— start of Record extracts —

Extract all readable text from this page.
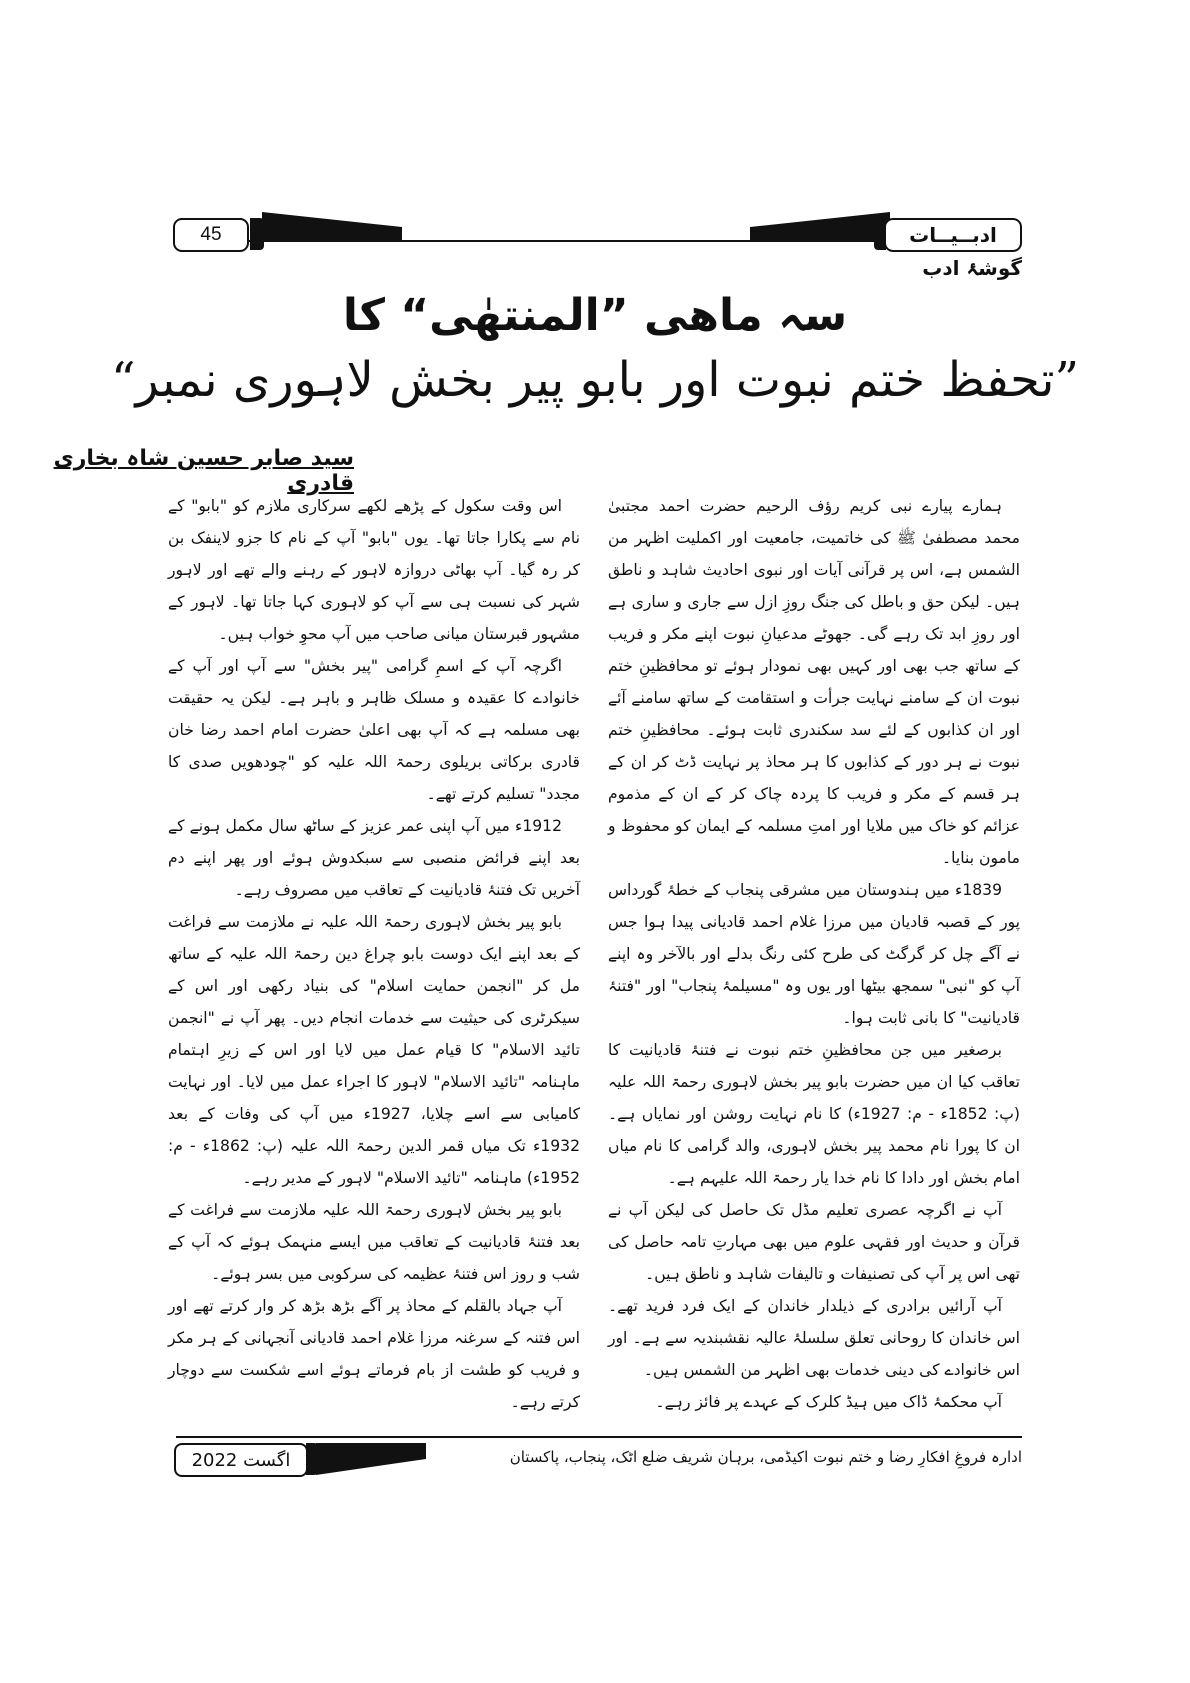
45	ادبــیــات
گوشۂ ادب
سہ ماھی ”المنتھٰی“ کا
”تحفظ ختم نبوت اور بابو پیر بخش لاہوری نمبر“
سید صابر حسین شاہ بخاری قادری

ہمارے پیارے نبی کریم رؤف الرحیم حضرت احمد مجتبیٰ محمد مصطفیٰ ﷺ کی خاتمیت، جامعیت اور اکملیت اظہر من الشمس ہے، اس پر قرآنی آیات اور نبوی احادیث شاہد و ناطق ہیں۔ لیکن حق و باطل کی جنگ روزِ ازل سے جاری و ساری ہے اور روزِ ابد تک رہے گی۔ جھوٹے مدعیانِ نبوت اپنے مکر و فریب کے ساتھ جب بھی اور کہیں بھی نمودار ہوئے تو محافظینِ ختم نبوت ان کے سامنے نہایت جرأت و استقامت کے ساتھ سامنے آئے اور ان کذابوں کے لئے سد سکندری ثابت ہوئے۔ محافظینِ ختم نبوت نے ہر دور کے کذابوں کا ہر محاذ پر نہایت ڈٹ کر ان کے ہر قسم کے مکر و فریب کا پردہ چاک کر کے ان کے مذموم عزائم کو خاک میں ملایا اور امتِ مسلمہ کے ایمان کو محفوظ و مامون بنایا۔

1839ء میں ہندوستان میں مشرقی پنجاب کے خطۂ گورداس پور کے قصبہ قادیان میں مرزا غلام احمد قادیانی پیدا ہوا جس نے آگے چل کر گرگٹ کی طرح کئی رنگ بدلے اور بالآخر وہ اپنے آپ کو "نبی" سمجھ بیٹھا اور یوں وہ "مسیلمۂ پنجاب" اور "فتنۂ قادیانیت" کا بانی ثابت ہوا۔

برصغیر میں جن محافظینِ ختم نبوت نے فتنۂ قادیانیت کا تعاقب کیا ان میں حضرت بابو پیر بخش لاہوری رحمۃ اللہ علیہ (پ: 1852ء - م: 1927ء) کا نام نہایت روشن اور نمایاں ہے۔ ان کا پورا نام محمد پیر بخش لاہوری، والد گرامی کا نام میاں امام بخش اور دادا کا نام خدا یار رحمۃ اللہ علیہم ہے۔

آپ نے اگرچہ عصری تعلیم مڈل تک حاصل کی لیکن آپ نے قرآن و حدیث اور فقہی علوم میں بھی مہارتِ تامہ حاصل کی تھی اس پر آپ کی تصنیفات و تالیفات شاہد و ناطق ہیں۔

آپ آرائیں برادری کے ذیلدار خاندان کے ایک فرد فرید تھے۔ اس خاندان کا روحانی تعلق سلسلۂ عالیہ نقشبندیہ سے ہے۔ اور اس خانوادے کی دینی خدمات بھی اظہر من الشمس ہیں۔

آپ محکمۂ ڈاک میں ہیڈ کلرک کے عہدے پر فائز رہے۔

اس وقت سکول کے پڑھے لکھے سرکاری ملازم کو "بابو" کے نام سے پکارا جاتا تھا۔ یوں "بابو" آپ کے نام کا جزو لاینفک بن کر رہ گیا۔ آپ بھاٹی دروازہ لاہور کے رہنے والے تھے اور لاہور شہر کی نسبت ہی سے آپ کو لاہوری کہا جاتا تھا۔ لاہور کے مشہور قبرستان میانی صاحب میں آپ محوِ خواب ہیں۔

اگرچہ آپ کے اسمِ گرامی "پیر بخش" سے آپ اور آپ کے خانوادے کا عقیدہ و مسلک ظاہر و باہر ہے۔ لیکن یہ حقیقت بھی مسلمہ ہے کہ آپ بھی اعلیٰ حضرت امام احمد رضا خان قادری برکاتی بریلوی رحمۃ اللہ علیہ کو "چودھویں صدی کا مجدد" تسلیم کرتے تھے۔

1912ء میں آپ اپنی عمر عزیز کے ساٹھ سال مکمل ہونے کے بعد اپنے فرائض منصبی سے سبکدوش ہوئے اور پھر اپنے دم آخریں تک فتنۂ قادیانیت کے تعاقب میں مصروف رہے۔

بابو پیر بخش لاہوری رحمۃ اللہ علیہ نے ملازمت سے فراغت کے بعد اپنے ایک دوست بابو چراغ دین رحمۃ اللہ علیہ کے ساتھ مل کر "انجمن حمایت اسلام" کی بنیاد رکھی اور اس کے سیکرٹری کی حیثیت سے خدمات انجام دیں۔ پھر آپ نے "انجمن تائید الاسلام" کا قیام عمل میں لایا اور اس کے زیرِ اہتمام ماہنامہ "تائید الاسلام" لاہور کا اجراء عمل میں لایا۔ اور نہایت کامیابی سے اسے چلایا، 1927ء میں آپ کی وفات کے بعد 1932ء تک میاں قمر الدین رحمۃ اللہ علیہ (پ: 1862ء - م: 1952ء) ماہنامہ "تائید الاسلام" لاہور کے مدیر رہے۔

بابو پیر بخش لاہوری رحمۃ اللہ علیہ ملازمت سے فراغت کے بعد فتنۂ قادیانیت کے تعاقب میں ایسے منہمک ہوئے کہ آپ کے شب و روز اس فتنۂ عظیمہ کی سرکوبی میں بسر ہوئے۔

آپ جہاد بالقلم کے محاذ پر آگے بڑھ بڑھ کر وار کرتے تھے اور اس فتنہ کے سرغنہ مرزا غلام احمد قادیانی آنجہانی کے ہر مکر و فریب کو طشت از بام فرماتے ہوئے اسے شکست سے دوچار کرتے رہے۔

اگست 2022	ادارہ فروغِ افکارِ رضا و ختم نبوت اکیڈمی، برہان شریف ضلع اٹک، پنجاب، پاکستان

— end of Record extracts —
— start of Record extracts —

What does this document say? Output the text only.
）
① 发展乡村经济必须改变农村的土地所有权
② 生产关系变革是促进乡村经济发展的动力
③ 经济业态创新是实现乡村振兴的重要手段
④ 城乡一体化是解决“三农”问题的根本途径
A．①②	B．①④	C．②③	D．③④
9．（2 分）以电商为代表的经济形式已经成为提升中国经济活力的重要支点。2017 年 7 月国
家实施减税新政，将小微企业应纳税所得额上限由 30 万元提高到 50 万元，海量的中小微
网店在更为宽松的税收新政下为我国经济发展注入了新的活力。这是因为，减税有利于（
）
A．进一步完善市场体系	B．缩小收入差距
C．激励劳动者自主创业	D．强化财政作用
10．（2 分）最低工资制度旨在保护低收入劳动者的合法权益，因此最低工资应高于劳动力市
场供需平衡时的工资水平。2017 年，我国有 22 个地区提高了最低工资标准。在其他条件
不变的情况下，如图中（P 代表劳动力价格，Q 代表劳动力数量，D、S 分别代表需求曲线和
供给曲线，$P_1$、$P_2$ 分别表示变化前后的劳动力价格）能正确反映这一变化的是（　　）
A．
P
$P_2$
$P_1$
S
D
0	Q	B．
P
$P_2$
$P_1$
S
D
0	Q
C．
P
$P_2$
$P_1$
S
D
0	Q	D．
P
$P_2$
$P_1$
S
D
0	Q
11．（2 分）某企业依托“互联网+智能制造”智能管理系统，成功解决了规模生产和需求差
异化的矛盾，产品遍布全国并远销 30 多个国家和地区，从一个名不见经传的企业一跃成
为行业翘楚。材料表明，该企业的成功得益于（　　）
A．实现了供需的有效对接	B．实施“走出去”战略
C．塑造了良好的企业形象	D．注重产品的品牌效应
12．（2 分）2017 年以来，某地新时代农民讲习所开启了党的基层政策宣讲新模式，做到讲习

— end of Record extracts —

» **What the exercise asks**: Of the lines in the data, how many hold the string "this"? State the number, nothing else.

» **Answer in full**: 2